**BRIEF**. The answer is a single number: how many lines hold the string "JSON".

**SUPPLIED RECORDS**.
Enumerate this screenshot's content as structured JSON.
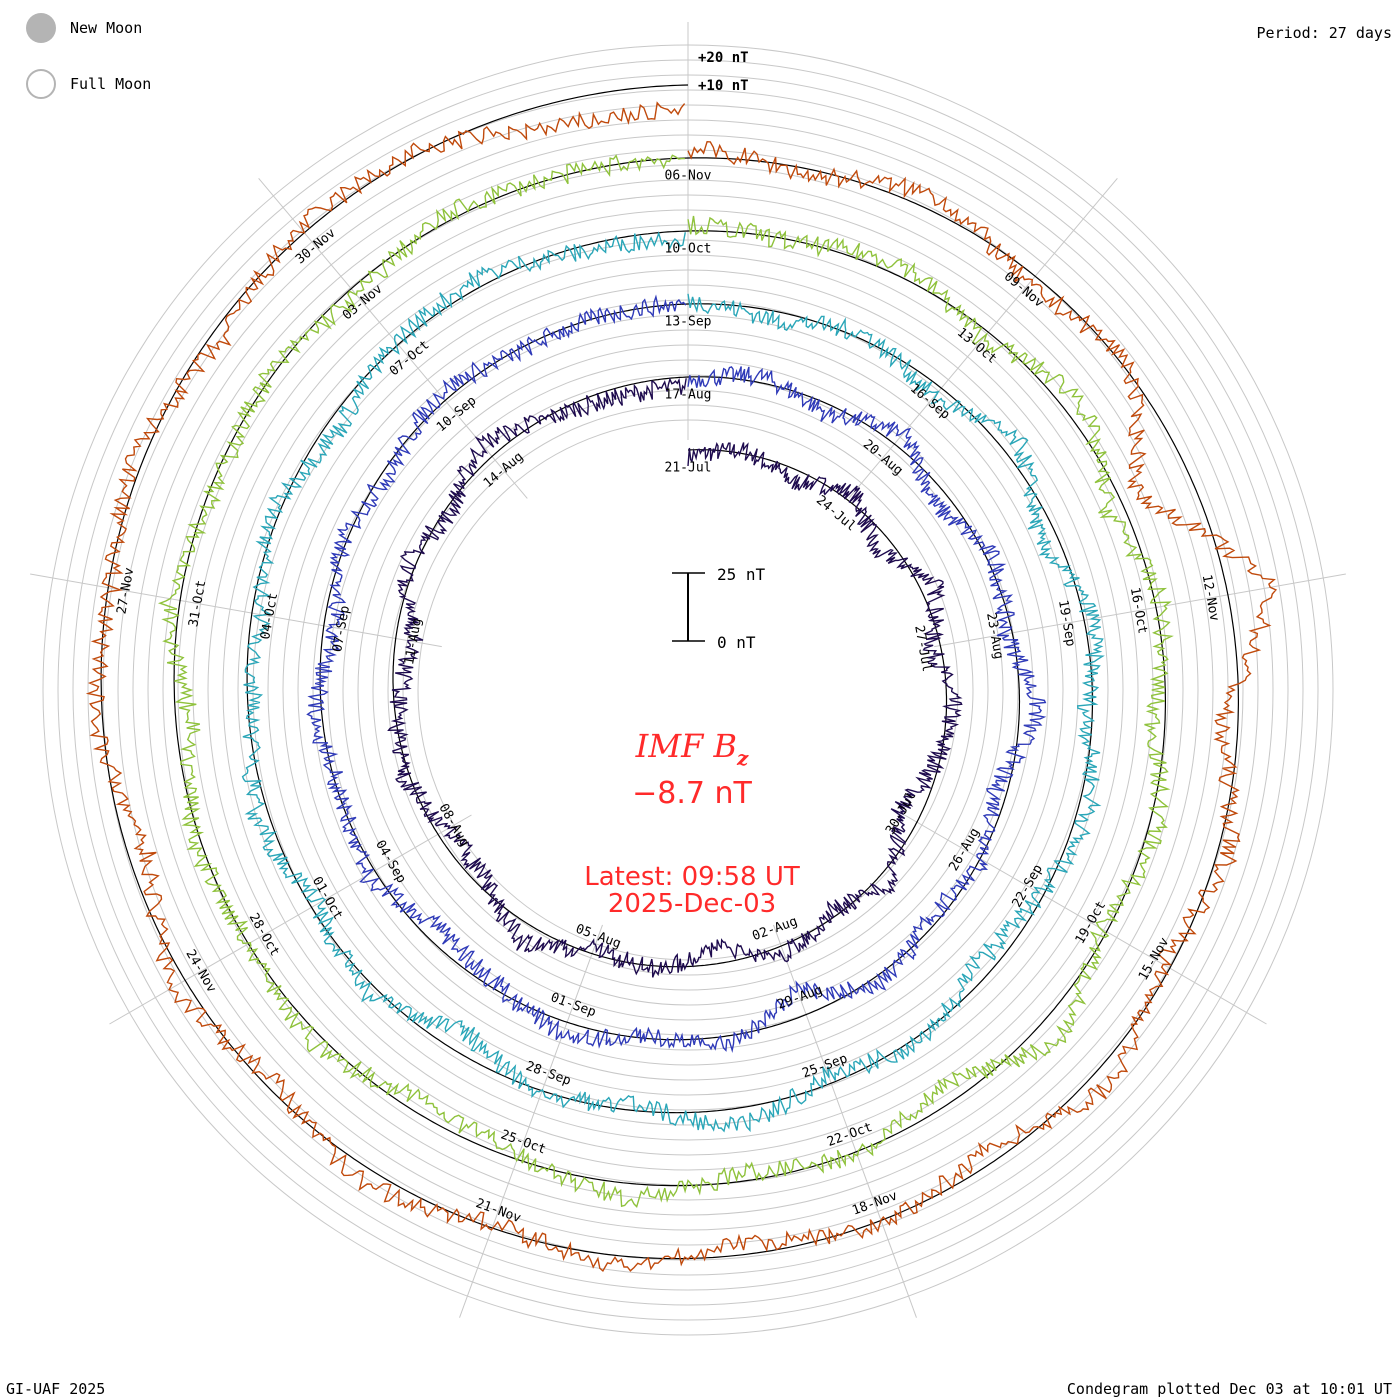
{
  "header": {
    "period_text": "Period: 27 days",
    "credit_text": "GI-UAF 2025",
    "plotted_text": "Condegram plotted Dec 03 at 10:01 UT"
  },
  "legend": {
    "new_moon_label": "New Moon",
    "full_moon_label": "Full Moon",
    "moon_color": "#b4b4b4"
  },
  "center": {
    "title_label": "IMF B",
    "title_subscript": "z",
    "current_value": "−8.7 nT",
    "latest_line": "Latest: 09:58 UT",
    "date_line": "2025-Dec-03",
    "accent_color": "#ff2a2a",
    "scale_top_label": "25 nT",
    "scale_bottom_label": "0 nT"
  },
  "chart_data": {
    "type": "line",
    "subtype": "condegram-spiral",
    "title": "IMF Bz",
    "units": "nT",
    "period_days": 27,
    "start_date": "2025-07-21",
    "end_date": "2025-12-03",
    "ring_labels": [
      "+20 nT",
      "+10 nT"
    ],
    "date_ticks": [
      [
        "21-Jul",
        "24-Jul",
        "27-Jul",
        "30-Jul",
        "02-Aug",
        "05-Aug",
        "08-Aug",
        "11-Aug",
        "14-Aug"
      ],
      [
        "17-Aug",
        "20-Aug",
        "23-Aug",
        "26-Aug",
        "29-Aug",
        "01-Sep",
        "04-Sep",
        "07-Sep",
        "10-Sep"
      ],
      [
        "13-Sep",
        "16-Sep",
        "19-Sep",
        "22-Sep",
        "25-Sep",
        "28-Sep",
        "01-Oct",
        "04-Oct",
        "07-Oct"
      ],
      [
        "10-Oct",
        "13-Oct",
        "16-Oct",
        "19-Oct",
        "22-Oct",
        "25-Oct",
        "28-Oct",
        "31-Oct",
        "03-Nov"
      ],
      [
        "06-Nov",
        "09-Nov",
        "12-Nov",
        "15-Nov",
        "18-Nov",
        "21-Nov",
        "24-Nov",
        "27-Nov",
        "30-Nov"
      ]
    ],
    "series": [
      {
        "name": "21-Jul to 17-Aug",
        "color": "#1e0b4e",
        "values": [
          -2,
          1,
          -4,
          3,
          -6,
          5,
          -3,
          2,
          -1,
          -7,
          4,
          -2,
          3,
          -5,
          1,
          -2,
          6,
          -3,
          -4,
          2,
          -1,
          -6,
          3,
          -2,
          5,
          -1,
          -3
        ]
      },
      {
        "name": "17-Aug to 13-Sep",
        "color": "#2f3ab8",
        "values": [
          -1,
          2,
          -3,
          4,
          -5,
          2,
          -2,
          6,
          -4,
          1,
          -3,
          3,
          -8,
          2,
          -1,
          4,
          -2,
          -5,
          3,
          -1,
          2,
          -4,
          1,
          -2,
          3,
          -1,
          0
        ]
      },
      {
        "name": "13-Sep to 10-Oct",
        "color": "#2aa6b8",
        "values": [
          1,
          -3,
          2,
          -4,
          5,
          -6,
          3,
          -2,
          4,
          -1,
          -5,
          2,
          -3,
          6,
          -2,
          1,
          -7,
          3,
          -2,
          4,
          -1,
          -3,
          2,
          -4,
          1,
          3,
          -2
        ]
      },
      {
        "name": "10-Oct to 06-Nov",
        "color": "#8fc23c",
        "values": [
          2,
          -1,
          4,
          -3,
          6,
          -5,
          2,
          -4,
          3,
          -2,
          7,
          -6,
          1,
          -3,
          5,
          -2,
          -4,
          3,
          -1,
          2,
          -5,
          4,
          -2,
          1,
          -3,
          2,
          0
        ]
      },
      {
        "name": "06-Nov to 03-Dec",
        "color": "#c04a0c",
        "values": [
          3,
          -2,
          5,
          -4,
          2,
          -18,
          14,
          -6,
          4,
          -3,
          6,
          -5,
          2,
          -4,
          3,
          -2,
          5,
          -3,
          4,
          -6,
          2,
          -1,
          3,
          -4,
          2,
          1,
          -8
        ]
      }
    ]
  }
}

* * *

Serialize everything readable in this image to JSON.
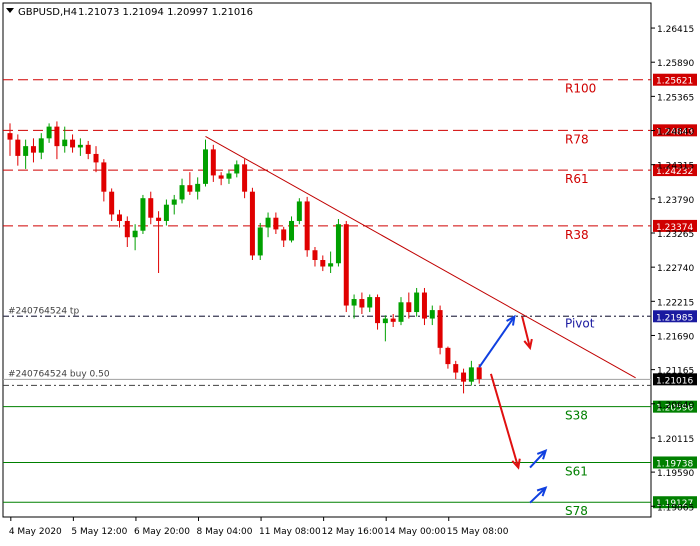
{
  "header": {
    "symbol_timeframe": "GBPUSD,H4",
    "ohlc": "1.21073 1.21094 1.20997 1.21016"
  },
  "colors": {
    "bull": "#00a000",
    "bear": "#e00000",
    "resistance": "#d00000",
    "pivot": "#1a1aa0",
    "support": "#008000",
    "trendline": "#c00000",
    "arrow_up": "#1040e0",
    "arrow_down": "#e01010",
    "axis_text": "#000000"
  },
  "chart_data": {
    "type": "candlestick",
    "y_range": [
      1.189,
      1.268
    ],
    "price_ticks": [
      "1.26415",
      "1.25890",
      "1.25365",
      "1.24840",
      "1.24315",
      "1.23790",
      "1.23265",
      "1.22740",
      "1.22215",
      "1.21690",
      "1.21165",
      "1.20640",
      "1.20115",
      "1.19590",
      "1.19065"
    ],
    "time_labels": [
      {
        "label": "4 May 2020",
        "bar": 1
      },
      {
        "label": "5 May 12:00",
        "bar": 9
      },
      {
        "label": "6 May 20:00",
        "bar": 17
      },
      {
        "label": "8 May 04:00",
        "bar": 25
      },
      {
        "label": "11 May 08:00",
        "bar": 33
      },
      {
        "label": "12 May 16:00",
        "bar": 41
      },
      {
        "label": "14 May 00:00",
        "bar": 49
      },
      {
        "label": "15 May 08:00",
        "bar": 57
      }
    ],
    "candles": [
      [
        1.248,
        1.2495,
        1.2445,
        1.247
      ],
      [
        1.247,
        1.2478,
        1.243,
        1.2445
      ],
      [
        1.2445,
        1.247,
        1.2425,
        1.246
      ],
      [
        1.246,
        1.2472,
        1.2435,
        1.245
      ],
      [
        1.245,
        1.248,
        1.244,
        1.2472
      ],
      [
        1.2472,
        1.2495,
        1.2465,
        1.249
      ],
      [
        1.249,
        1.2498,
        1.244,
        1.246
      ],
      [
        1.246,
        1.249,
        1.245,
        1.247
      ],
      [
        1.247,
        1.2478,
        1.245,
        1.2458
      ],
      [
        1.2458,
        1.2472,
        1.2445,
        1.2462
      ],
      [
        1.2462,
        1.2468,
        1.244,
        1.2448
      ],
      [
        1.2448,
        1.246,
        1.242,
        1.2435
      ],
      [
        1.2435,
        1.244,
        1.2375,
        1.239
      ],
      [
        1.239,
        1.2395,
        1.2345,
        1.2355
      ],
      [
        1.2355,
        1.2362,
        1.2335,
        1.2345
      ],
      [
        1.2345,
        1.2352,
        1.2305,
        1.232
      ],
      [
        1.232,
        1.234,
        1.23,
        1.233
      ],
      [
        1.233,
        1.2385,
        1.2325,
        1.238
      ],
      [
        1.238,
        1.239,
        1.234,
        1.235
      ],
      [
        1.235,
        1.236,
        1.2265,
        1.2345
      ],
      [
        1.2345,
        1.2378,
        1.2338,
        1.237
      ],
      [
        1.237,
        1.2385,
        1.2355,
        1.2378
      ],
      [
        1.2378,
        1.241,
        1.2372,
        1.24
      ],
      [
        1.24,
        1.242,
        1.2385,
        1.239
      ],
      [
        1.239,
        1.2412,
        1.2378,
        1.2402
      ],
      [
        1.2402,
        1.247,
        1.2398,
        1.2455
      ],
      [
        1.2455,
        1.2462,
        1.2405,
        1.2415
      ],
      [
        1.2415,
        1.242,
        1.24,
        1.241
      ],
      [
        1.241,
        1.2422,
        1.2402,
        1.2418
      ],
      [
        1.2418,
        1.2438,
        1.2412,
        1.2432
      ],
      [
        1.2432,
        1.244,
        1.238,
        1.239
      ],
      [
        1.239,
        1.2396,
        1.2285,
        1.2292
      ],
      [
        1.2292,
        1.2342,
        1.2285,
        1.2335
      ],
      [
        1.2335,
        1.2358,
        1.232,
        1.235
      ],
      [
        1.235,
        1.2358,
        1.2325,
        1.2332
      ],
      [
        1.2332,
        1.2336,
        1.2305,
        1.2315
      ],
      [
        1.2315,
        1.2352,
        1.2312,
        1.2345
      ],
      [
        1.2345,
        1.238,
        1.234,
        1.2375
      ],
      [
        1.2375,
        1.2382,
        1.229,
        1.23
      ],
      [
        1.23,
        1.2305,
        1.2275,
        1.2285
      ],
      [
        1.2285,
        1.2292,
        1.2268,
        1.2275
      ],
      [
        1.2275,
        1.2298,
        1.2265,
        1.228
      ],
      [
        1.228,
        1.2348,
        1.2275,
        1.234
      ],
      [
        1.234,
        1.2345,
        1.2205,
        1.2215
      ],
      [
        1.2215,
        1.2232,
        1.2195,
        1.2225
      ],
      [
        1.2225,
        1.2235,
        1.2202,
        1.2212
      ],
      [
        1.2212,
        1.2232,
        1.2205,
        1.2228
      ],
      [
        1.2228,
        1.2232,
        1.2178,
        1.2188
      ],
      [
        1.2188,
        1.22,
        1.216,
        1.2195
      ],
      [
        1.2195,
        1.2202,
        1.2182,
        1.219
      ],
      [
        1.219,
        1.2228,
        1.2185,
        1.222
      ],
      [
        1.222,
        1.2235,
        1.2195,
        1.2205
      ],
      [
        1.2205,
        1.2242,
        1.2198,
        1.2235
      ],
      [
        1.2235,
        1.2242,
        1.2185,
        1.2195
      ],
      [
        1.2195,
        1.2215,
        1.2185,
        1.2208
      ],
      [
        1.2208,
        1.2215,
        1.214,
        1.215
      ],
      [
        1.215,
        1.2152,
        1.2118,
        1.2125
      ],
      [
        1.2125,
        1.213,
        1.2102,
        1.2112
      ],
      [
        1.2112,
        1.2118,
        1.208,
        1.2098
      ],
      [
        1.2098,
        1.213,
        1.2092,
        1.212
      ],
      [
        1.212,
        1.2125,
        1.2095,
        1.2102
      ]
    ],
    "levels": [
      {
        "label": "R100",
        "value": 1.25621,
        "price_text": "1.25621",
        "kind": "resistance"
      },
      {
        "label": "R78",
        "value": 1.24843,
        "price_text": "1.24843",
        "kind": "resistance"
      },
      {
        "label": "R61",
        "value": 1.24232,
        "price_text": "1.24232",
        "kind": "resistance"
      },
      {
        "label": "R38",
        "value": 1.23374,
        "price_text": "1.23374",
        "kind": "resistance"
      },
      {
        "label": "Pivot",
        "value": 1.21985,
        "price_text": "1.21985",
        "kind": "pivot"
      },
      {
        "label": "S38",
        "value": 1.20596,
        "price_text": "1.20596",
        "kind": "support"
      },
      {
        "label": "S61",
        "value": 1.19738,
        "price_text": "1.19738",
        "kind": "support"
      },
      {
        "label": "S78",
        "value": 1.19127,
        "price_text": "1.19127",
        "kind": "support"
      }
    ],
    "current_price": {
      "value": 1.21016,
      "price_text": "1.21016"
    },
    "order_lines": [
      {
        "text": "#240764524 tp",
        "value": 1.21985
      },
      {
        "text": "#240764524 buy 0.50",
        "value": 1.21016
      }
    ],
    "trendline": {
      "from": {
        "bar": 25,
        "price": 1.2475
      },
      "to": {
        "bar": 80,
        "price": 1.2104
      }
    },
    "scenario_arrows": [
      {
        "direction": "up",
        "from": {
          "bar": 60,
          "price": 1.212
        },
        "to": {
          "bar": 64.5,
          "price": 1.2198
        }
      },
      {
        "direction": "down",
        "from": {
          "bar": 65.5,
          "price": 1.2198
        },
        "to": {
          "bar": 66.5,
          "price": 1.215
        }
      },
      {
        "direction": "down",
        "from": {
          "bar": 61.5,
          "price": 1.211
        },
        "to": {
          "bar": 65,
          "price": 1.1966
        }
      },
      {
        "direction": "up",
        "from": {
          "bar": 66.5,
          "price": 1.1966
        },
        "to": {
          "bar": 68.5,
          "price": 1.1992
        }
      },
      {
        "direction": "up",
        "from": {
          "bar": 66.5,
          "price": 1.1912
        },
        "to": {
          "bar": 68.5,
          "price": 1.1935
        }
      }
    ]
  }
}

**SOLUTION**. 2